[Data excerpts]
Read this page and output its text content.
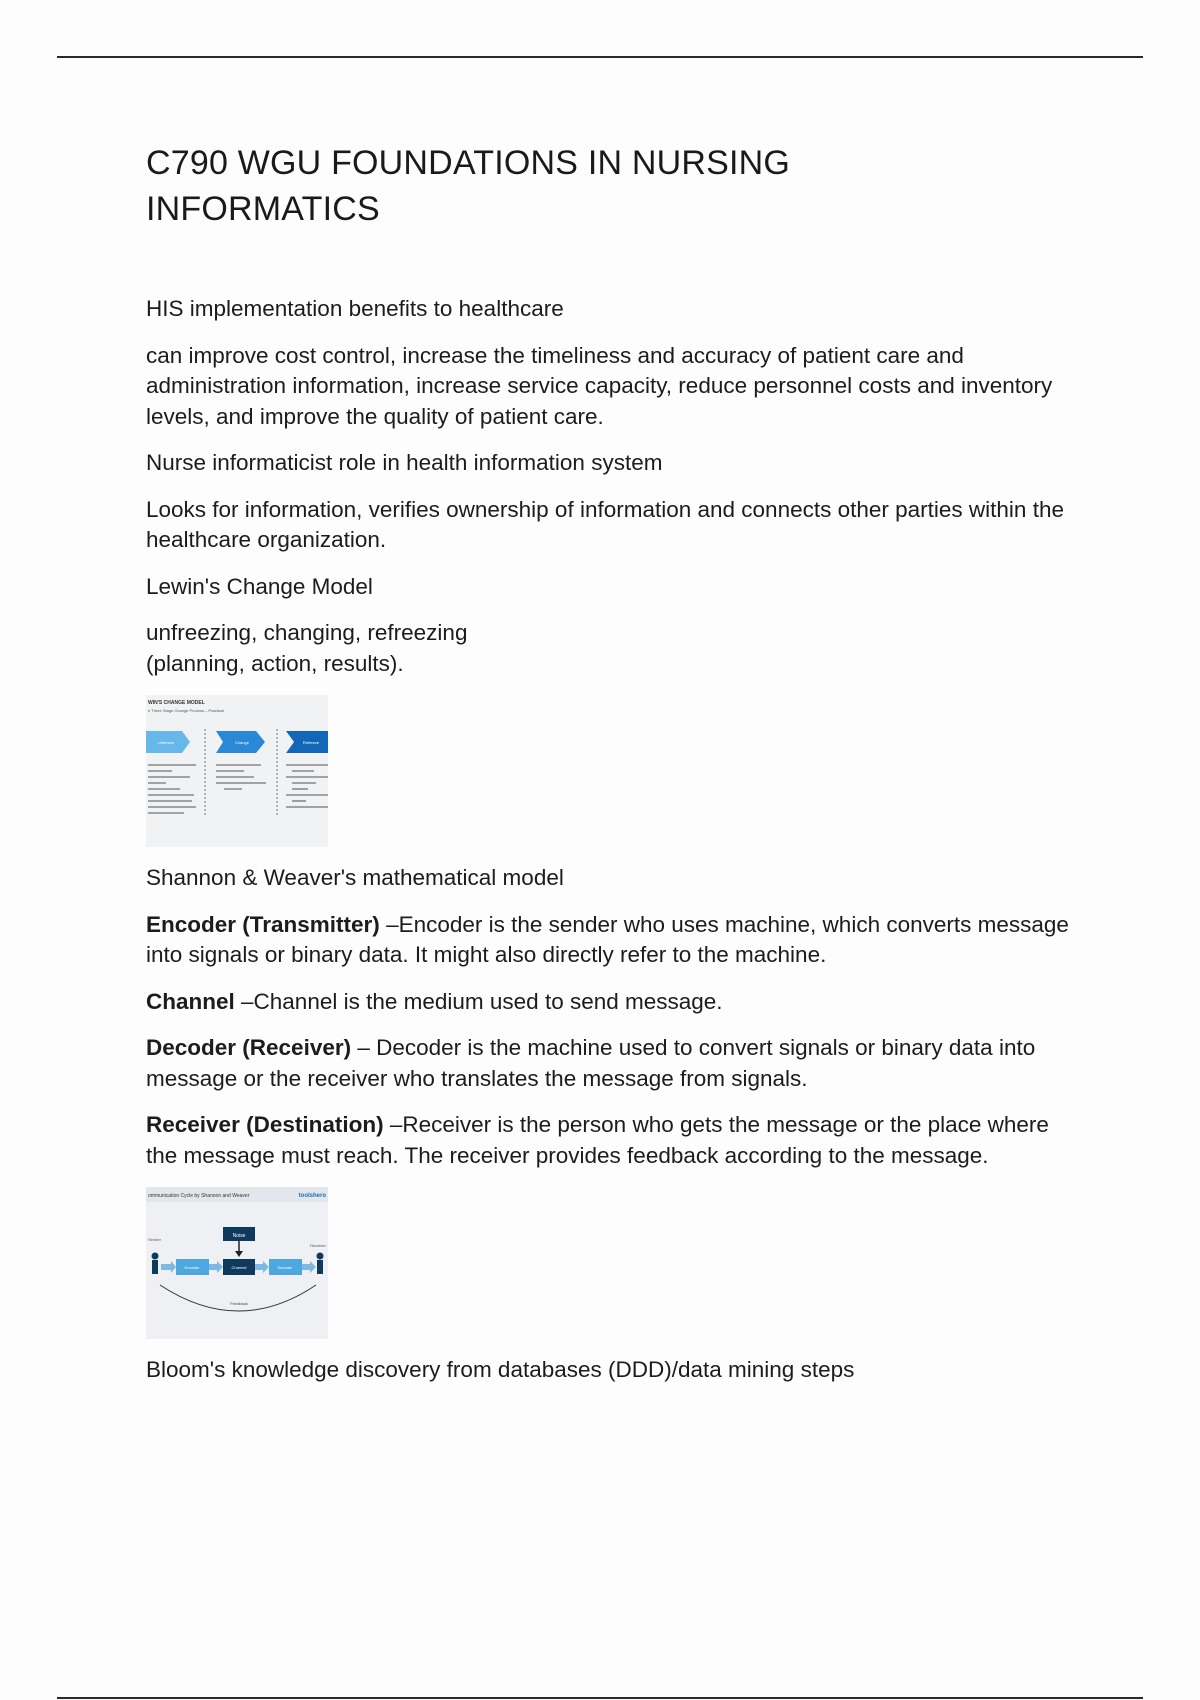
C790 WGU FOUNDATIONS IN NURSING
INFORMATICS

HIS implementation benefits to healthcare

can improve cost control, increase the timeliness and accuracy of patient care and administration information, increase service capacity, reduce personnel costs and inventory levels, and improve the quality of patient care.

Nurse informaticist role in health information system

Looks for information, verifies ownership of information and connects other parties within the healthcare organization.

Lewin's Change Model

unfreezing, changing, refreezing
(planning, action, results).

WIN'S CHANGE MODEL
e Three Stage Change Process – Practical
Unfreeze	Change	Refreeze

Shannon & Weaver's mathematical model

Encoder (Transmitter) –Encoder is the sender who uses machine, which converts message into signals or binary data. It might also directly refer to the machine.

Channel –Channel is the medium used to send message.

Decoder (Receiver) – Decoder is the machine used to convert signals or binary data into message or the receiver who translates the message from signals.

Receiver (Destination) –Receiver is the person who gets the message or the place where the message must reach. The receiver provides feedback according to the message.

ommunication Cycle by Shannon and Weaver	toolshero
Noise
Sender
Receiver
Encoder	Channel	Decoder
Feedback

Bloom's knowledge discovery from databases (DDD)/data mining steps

WHAT IS REQUIRED |
Pictures don't belong in the copy. Restate all the entries exactly.

COMPLETE ANSWER |
Read this page and output its text content.
C790 WGU FOUNDATIONS IN NURSING
INFORMATICS

HIS implementation benefits to healthcare

can improve cost control, increase the timeliness and accuracy of patient care and administration information, increase service capacity, reduce personnel costs and inventory levels, and improve the quality of patient care.

Nurse informaticist role in health information system

Looks for information, verifies ownership of information and connects other parties within the healthcare organization.

Lewin's Change Model

unfreezing, changing, refreezing
(planning, action, results).

WIN'S CHANGE MODEL
e Three Stage Change Process – Practical
Unfreeze	Change	Refreeze

Shannon & Weaver's mathematical model

Encoder (Transmitter) –Encoder is the sender who uses machine, which converts message into signals or binary data. It might also directly refer to the machine.

Channel –Channel is the medium used to send message.

Decoder (Receiver) – Decoder is the machine used to convert signals or binary data into message or the receiver who translates the message from signals.

Receiver (Destination) –Receiver is the person who gets the message or the place where the message must reach. The receiver provides feedback according to the message.

ommunication Cycle by Shannon and Weaver	toolshero
Noise
Sender
Receiver
Encoder	Channel	Decoder
Feedback

Bloom's knowledge discovery from databases (DDD)/data mining steps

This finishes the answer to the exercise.